* [PROBLEM]:
Copy out the records in full, word for word, without pictures.

Dataset items
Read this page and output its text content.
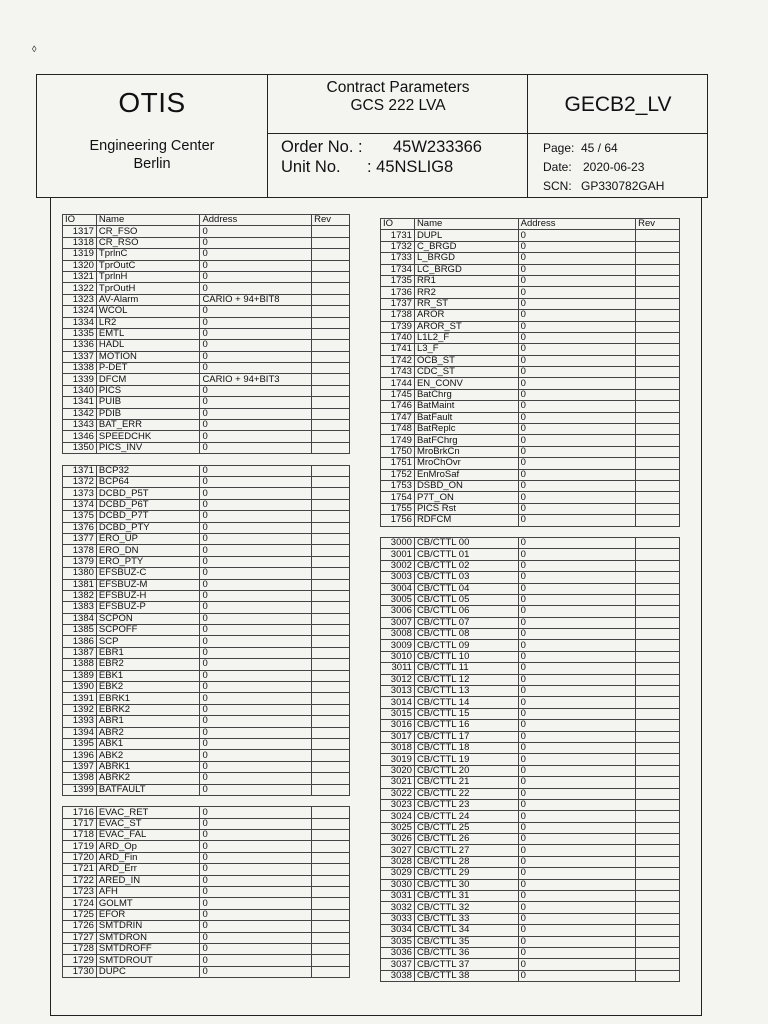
◊
OTIS
Engineering Center
Berlin
Contract Parameters
GCS 222 LVA
Order No. : 45W233366
Unit No. : 45NSLIG8
GECB2_LV
Page: 45 / 64
Date: 2020-06-23
SCN: GP330782GAH
IO	Name	Address	Rev
1317	CR_FSO	0	
1318	CR_RSO	0	
1319	TprlnC	0	
1320	TprOutC	0	
1321	TprlnH	0	
1322	TprOutH	0	
1323	AV-Alarm	CARIO + 94+BIT8	
1324	WCOL	0	
1334	LR2	0	
1335	EMTL	0	
1336	HADL	0	
1337	MOTION	0	
1338	P-DET	0	
1339	DFCM	CARIO + 94+BIT3	
1340	PICS	0	
1341	PUIB	0	
1342	PDIB	0	
1343	BAT_ERR	0	
1346	SPEEDCHK	0	
1350	PICS_INV	0	

1371	BCP32	0	
1372	BCP64	0	
1373	DCBD_P5T	0	
1374	DCBD_P6T	0	
1375	DCBD_P7T	0	
1376	DCBD_PTY	0	
1377	ERO_UP	0	
1378	ERO_DN	0	
1379	ERO_PTY	0	
1380	EFSBUZ-C	0	
1381	EFSBUZ-M	0	
1382	EFSBUZ-H	0	
1383	EFSBUZ-P	0	
1384	SCPON	0	
1385	SCPOFF	0	
1386	SCP	0	
1387	EBR1	0	
1388	EBR2	0	
1389	EBK1	0	
1390	EBK2	0	
1391	EBRK1	0	
1392	EBRK2	0	
1393	ABR1	0	
1394	ABR2	0	
1395	ABK1	0	
1396	ABK2	0	
1397	ABRK1	0	
1398	ABRK2	0	
1399	BATFAULT	0	

1716	EVAC_RET	0	
1717	EVAC_ST	0	
1718	EVAC_FAL	0	
1719	ARD_Op	0	
1720	ARD_Fin	0	
1721	ARD_Err	0	
1722	ARED_IN	0	
1723	AFH	0	
1724	GOLMT	0	
1725	EFOR	0	
1726	SMTDRIN	0	
1727	SMTDRON	0	
1728	SMTDROFF	0	
1729	SMTDROUT	0	
1730	DUPC	0	
IO	Name	Address	Rev
1731	DUPL	0	
1732	C_BRGD	0	
1733	L_BRGD	0	
1734	LC_BRGD	0	
1735	RR1	0	
1736	RR2	0	
1737	RR_ST	0	
1738	AROR	0	
1739	AROR_ST	0	
1740	L1L2_F	0	
1741	L3_F	0	
1742	OCB_ST	0	
1743	CDC_ST	0	
1744	EN_CONV	0	
1745	BatChrg	0	
1746	BatMaint	0	
1747	BatFault	0	
1748	BatReplc	0	
1749	BatFChrg	0	
1750	MroBrkCn	0	
1751	MroChOvr	0	
1752	EnMroSaf	0	
1753	DSBD_ON	0	
1754	P7T_ON	0	
1755	PICS Rst	0	
1756	RDFCM	0	

3000	CB/CTTL 00	0	
3001	CB/CTTL 01	0	
3002	CB/CTTL 02	0	
3003	CB/CTTL 03	0	
3004	CB/CTTL 04	0	
3005	CB/CTTL 05	0	
3006	CB/CTTL 06	0	
3007	CB/CTTL 07	0	
3008	CB/CTTL 08	0	
3009	CB/CTTL 09	0	
3010	CB/CTTL 10	0	
3011	CB/CTTL 11	0	
3012	CB/CTTL 12	0	
3013	CB/CTTL 13	0	
3014	CB/CTTL 14	0	
3015	CB/CTTL 15	0	
3016	CB/CTTL 16	0	
3017	CB/CTTL 17	0	
3018	CB/CTTL 18	0	
3019	CB/CTTL 19	0	
3020	CB/CTTL 20	0	
3021	CB/CTTL 21	0	
3022	CB/CTTL 22	0	
3023	CB/CTTL 23	0	
3024	CB/CTTL 24	0	
3025	CB/CTTL 25	0	
3026	CB/CTTL 26	0	
3027	CB/CTTL 27	0	
3028	CB/CTTL 28	0	
3029	CB/CTTL 29	0	
3030	CB/CTTL 30	0	
3031	CB/CTTL 31	0	
3032	CB/CTTL 32	0	
3033	CB/CTTL 33	0	
3034	CB/CTTL 34	0	
3035	CB/CTTL 35	0	
3036	CB/CTTL 36	0	
3037	CB/CTTL 37	0	
3038	CB/CTTL 38	0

* [ANSWER FOR THE TASK]:
Read this page and output its text content.
◊
OTIS
Engineering Center
Berlin
Contract Parameters
GCS 222 LVA
Order No. : 45W233366
Unit No. : 45NSLIG8
GECB2_LV
Page: 45 / 64
Date: 2020-06-23
SCN: GP330782GAH
IO	Name	Address	Rev
1317	CR_FSO	0	
1318	CR_RSO	0	
1319	TprlnC	0	
1320	TprOutC	0	
1321	TprlnH	0	
1322	TprOutH	0	
1323	AV-Alarm	CARIO + 94+BIT8	
1324	WCOL	0	
1334	LR2	0	
1335	EMTL	0	
1336	HADL	0	
1337	MOTION	0	
1338	P-DET	0	
1339	DFCM	CARIO + 94+BIT3	
1340	PICS	0	
1341	PUIB	0	
1342	PDIB	0	
1343	BAT_ERR	0	
1346	SPEEDCHK	0	
1350	PICS_INV	0	

1371	BCP32	0	
1372	BCP64	0	
1373	DCBD_P5T	0	
1374	DCBD_P6T	0	
1375	DCBD_P7T	0	
1376	DCBD_PTY	0	
1377	ERO_UP	0	
1378	ERO_DN	0	
1379	ERO_PTY	0	
1380	EFSBUZ-C	0	
1381	EFSBUZ-M	0	
1382	EFSBUZ-H	0	
1383	EFSBUZ-P	0	
1384	SCPON	0	
1385	SCPOFF	0	
1386	SCP	0	
1387	EBR1	0	
1388	EBR2	0	
1389	EBK1	0	
1390	EBK2	0	
1391	EBRK1	0	
1392	EBRK2	0	
1393	ABR1	0	
1394	ABR2	0	
1395	ABK1	0	
1396	ABK2	0	
1397	ABRK1	0	
1398	ABRK2	0	
1399	BATFAULT	0	

1716	EVAC_RET	0	
1717	EVAC_ST	0	
1718	EVAC_FAL	0	
1719	ARD_Op	0	
1720	ARD_Fin	0	
1721	ARD_Err	0	
1722	ARED_IN	0	
1723	AFH	0	
1724	GOLMT	0	
1725	EFOR	0	
1726	SMTDRIN	0	
1727	SMTDRON	0	
1728	SMTDROFF	0	
1729	SMTDROUT	0	
1730	DUPC	0	
IO	Name	Address	Rev
1731	DUPL	0	
1732	C_BRGD	0	
1733	L_BRGD	0	
1734	LC_BRGD	0	
1735	RR1	0	
1736	RR2	0	
1737	RR_ST	0	
1738	AROR	0	
1739	AROR_ST	0	
1740	L1L2_F	0	
1741	L3_F	0	
1742	OCB_ST	0	
1743	CDC_ST	0	
1744	EN_CONV	0	
1745	BatChrg	0	
1746	BatMaint	0	
1747	BatFault	0	
1748	BatReplc	0	
1749	BatFChrg	0	
1750	MroBrkCn	0	
1751	MroChOvr	0	
1752	EnMroSaf	0	
1753	DSBD_ON	0	
1754	P7T_ON	0	
1755	PICS Rst	0	
1756	RDFCM	0	

3000	CB/CTTL 00	0	
3001	CB/CTTL 01	0	
3002	CB/CTTL 02	0	
3003	CB/CTTL 03	0	
3004	CB/CTTL 04	0	
3005	CB/CTTL 05	0	
3006	CB/CTTL 06	0	
3007	CB/CTTL 07	0	
3008	CB/CTTL 08	0	
3009	CB/CTTL 09	0	
3010	CB/CTTL 10	0	
3011	CB/CTTL 11	0	
3012	CB/CTTL 12	0	
3013	CB/CTTL 13	0	
3014	CB/CTTL 14	0	
3015	CB/CTTL 15	0	
3016	CB/CTTL 16	0	
3017	CB/CTTL 17	0	
3018	CB/CTTL 18	0	
3019	CB/CTTL 19	0	
3020	CB/CTTL 20	0	
3021	CB/CTTL 21	0	
3022	CB/CTTL 22	0	
3023	CB/CTTL 23	0	
3024	CB/CTTL 24	0	
3025	CB/CTTL 25	0	
3026	CB/CTTL 26	0	
3027	CB/CTTL 27	0	
3028	CB/CTTL 28	0	
3029	CB/CTTL 29	0	
3030	CB/CTTL 30	0	
3031	CB/CTTL 31	0	
3032	CB/CTTL 32	0	
3033	CB/CTTL 33	0	
3034	CB/CTTL 34	0	
3035	CB/CTTL 35	0	
3036	CB/CTTL 36	0	
3037	CB/CTTL 37	0	
3038	CB/CTTL 38	0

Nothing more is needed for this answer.